### Short task
Retype the whole listing, please, keeping every line exact and dropping the pictures.

------------------------------------------------------------

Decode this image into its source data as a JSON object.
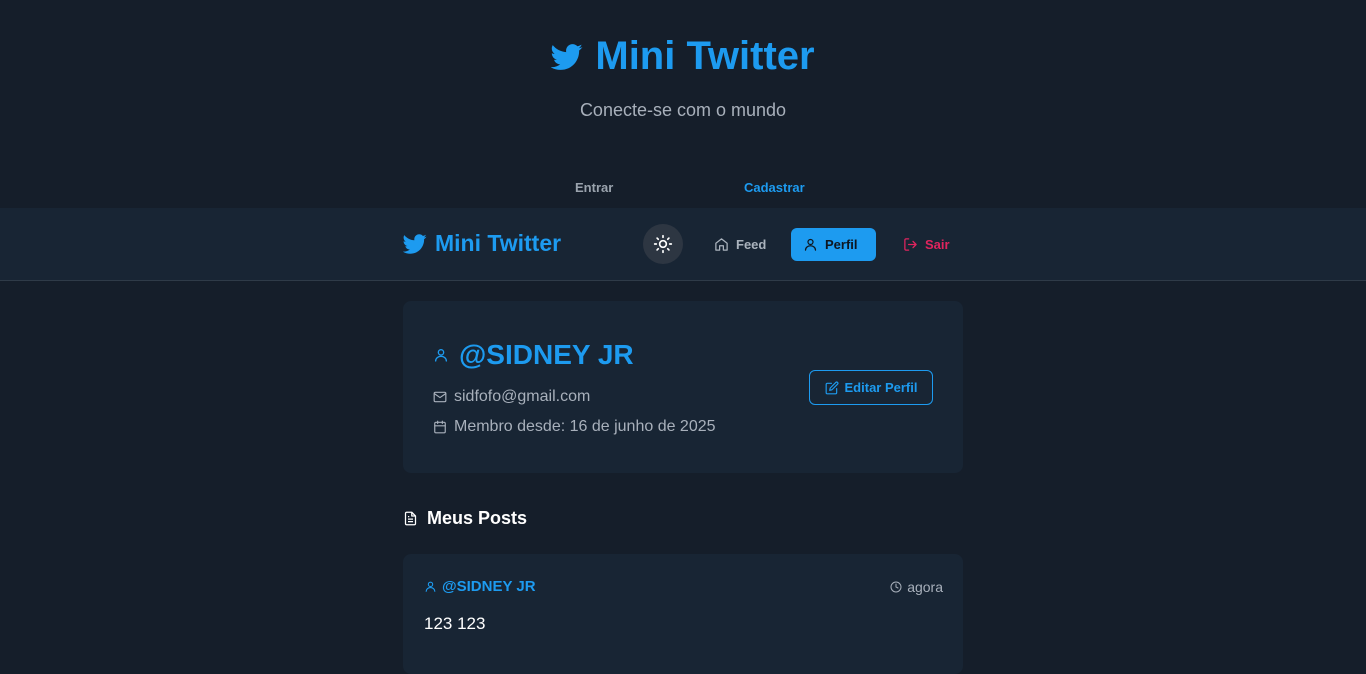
{
  "hero": {
    "title": "Mini Twitter",
    "subtitle": "Conecte-se com o mundo",
    "tabs": {
      "login": "Entrar",
      "register": "Cadastrar"
    }
  },
  "navbar": {
    "brand": "Mini Twitter",
    "theme_icon": "sun-icon",
    "links": {
      "feed": "Feed",
      "profile": "Perfil",
      "logout": "Sair"
    }
  },
  "profile": {
    "username": "@SIDNEY JR",
    "email": "sidfofo@gmail.com",
    "member_since": "Membro desde: 16 de junho de 2025",
    "edit_label": "Editar Perfil"
  },
  "posts_section": {
    "title": "Meus Posts",
    "posts": [
      {
        "author": "@SIDNEY JR",
        "time": "agora",
        "text": "123 123"
      }
    ]
  },
  "colors": {
    "background": "#151e2a",
    "card": "#182534",
    "accent": "#1d9bf0",
    "danger": "#e0245e"
  }
}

------------------------------------------------------------

### Output
Decode this image into its source data as a JSON object.
{
  "hero": {
    "title": "Mini Twitter",
    "subtitle": "Conecte-se com o mundo",
    "tabs": {
      "login": "Entrar",
      "register": "Cadastrar"
    }
  },
  "navbar": {
    "brand": "Mini Twitter",
    "theme_icon": "sun-icon",
    "links": {
      "feed": "Feed",
      "profile": "Perfil",
      "logout": "Sair"
    }
  },
  "profile": {
    "username": "@SIDNEY JR",
    "email": "sidfofo@gmail.com",
    "member_since": "Membro desde: 16 de junho de 2025",
    "edit_label": "Editar Perfil"
  },
  "posts_section": {
    "title": "Meus Posts",
    "posts": [
      {
        "author": "@SIDNEY JR",
        "time": "agora",
        "text": "123 123"
      }
    ]
  },
  "colors": {
    "background": "#151e2a",
    "card": "#182534",
    "accent": "#1d9bf0",
    "danger": "#e0245e"
  }
}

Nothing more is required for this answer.